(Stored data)
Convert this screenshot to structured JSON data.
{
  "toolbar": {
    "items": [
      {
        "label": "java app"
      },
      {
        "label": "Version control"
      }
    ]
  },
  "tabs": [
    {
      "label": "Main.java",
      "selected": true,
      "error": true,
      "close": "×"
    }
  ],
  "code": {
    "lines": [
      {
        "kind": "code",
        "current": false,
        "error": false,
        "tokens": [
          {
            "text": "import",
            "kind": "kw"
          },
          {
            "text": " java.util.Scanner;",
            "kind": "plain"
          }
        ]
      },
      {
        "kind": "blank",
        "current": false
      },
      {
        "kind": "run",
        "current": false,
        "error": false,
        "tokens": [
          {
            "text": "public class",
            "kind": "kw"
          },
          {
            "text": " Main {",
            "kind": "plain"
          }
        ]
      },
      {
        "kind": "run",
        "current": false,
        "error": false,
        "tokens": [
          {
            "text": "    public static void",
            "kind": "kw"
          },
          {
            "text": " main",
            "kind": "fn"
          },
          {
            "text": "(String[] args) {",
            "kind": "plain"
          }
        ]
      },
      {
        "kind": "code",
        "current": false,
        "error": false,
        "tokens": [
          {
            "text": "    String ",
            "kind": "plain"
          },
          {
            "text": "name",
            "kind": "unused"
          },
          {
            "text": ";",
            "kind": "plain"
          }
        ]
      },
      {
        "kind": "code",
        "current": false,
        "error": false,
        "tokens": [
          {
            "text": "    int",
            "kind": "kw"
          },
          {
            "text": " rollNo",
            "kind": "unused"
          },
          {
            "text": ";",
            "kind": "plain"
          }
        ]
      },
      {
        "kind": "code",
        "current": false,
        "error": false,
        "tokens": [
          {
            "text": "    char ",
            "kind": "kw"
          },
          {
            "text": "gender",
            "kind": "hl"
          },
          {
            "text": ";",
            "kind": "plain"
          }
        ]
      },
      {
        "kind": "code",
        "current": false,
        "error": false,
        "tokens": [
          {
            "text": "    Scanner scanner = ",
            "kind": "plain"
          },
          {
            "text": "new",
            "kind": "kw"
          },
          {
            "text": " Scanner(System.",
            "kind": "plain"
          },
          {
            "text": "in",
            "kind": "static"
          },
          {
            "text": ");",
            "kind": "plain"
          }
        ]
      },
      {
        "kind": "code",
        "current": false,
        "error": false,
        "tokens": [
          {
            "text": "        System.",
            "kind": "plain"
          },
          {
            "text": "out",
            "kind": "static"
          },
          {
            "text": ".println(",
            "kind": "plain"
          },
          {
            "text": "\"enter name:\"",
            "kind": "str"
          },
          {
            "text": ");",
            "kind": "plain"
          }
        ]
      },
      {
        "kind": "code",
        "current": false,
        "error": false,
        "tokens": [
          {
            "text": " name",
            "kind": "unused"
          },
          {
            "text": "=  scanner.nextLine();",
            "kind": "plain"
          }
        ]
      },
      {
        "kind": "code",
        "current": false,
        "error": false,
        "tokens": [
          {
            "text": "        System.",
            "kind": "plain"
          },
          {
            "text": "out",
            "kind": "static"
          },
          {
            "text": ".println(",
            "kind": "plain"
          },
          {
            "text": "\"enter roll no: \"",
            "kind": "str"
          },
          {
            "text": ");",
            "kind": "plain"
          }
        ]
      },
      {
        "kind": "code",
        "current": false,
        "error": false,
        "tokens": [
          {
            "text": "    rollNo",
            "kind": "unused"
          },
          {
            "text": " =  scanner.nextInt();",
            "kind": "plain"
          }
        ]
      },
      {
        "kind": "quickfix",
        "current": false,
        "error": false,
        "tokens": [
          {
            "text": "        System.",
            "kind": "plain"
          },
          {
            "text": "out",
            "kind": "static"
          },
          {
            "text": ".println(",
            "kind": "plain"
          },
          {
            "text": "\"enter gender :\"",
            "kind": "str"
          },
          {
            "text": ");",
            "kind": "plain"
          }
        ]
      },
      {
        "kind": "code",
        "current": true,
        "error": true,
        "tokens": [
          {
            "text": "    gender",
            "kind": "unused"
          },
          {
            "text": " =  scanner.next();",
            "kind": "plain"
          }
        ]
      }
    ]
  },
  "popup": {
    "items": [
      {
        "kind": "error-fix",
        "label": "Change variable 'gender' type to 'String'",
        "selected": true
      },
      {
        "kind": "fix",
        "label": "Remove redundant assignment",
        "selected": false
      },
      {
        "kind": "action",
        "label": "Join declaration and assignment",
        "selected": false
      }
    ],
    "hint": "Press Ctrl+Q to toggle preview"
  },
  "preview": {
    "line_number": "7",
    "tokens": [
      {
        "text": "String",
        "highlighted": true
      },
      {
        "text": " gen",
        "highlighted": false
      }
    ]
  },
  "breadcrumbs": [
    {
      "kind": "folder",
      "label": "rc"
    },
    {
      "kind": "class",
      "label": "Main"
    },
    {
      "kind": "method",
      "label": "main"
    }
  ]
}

- Exercise details
Show the data once more, exactly as it was written.

- Result of this task
Convert this screenshot to structured JSON data.
{
  "toolbar": {
    "items": [
      {
        "label": "java app"
      },
      {
        "label": "Version control"
      }
    ]
  },
  "tabs": [
    {
      "label": "Main.java",
      "selected": true,
      "error": true,
      "close": "×"
    }
  ],
  "code": {
    "lines": [
      {
        "kind": "code",
        "current": false,
        "error": false,
        "tokens": [
          {
            "text": "import",
            "kind": "kw"
          },
          {
            "text": " java.util.Scanner;",
            "kind": "plain"
          }
        ]
      },
      {
        "kind": "blank",
        "current": false
      },
      {
        "kind": "run",
        "current": false,
        "error": false,
        "tokens": [
          {
            "text": "public class",
            "kind": "kw"
          },
          {
            "text": " Main {",
            "kind": "plain"
          }
        ]
      },
      {
        "kind": "run",
        "current": false,
        "error": false,
        "tokens": [
          {
            "text": "    public static void",
            "kind": "kw"
          },
          {
            "text": " main",
            "kind": "fn"
          },
          {
            "text": "(String[] args) {",
            "kind": "plain"
          }
        ]
      },
      {
        "kind": "code",
        "current": false,
        "error": false,
        "tokens": [
          {
            "text": "    String ",
            "kind": "plain"
          },
          {
            "text": "name",
            "kind": "unused"
          },
          {
            "text": ";",
            "kind": "plain"
          }
        ]
      },
      {
        "kind": "code",
        "current": false,
        "error": false,
        "tokens": [
          {
            "text": "    int",
            "kind": "kw"
          },
          {
            "text": " rollNo",
            "kind": "unused"
          },
          {
            "text": ";",
            "kind": "plain"
          }
        ]
      },
      {
        "kind": "code",
        "current": false,
        "error": false,
        "tokens": [
          {
            "text": "    char ",
            "kind": "kw"
          },
          {
            "text": "gender",
            "kind": "hl"
          },
          {
            "text": ";",
            "kind": "plain"
          }
        ]
      },
      {
        "kind": "code",
        "current": false,
        "error": false,
        "tokens": [
          {
            "text": "    Scanner scanner = ",
            "kind": "plain"
          },
          {
            "text": "new",
            "kind": "kw"
          },
          {
            "text": " Scanner(System.",
            "kind": "plain"
          },
          {
            "text": "in",
            "kind": "static"
          },
          {
            "text": ");",
            "kind": "plain"
          }
        ]
      },
      {
        "kind": "code",
        "current": false,
        "error": false,
        "tokens": [
          {
            "text": "        System.",
            "kind": "plain"
          },
          {
            "text": "out",
            "kind": "static"
          },
          {
            "text": ".println(",
            "kind": "plain"
          },
          {
            "text": "\"enter name:\"",
            "kind": "str"
          },
          {
            "text": ");",
            "kind": "plain"
          }
        ]
      },
      {
        "kind": "code",
        "current": false,
        "error": false,
        "tokens": [
          {
            "text": " name",
            "kind": "unused"
          },
          {
            "text": "=  scanner.nextLine();",
            "kind": "plain"
          }
        ]
      },
      {
        "kind": "code",
        "current": false,
        "error": false,
        "tokens": [
          {
            "text": "        System.",
            "kind": "plain"
          },
          {
            "text": "out",
            "kind": "static"
          },
          {
            "text": ".println(",
            "kind": "plain"
          },
          {
            "text": "\"enter roll no: \"",
            "kind": "str"
          },
          {
            "text": ");",
            "kind": "plain"
          }
        ]
      },
      {
        "kind": "code",
        "current": false,
        "error": false,
        "tokens": [
          {
            "text": "    rollNo",
            "kind": "unused"
          },
          {
            "text": " =  scanner.nextInt();",
            "kind": "plain"
          }
        ]
      },
      {
        "kind": "quickfix",
        "current": false,
        "error": false,
        "tokens": [
          {
            "text": "        System.",
            "kind": "plain"
          },
          {
            "text": "out",
            "kind": "static"
          },
          {
            "text": ".println(",
            "kind": "plain"
          },
          {
            "text": "\"enter gender :\"",
            "kind": "str"
          },
          {
            "text": ");",
            "kind": "plain"
          }
        ]
      },
      {
        "kind": "code",
        "current": true,
        "error": true,
        "tokens": [
          {
            "text": "    gender",
            "kind": "unused"
          },
          {
            "text": " =  scanner.next();",
            "kind": "plain"
          }
        ]
      }
    ]
  },
  "popup": {
    "items": [
      {
        "kind": "error-fix",
        "label": "Change variable 'gender' type to 'String'",
        "selected": true
      },
      {
        "kind": "fix",
        "label": "Remove redundant assignment",
        "selected": false
      },
      {
        "kind": "action",
        "label": "Join declaration and assignment",
        "selected": false
      }
    ],
    "hint": "Press Ctrl+Q to toggle preview"
  },
  "preview": {
    "line_number": "7",
    "tokens": [
      {
        "text": "String",
        "highlighted": true
      },
      {
        "text": " gen",
        "highlighted": false
      }
    ]
  },
  "breadcrumbs": [
    {
      "kind": "folder",
      "label": "rc"
    },
    {
      "kind": "class",
      "label": "Main"
    },
    {
      "kind": "method",
      "label": "main"
    }
  ]
}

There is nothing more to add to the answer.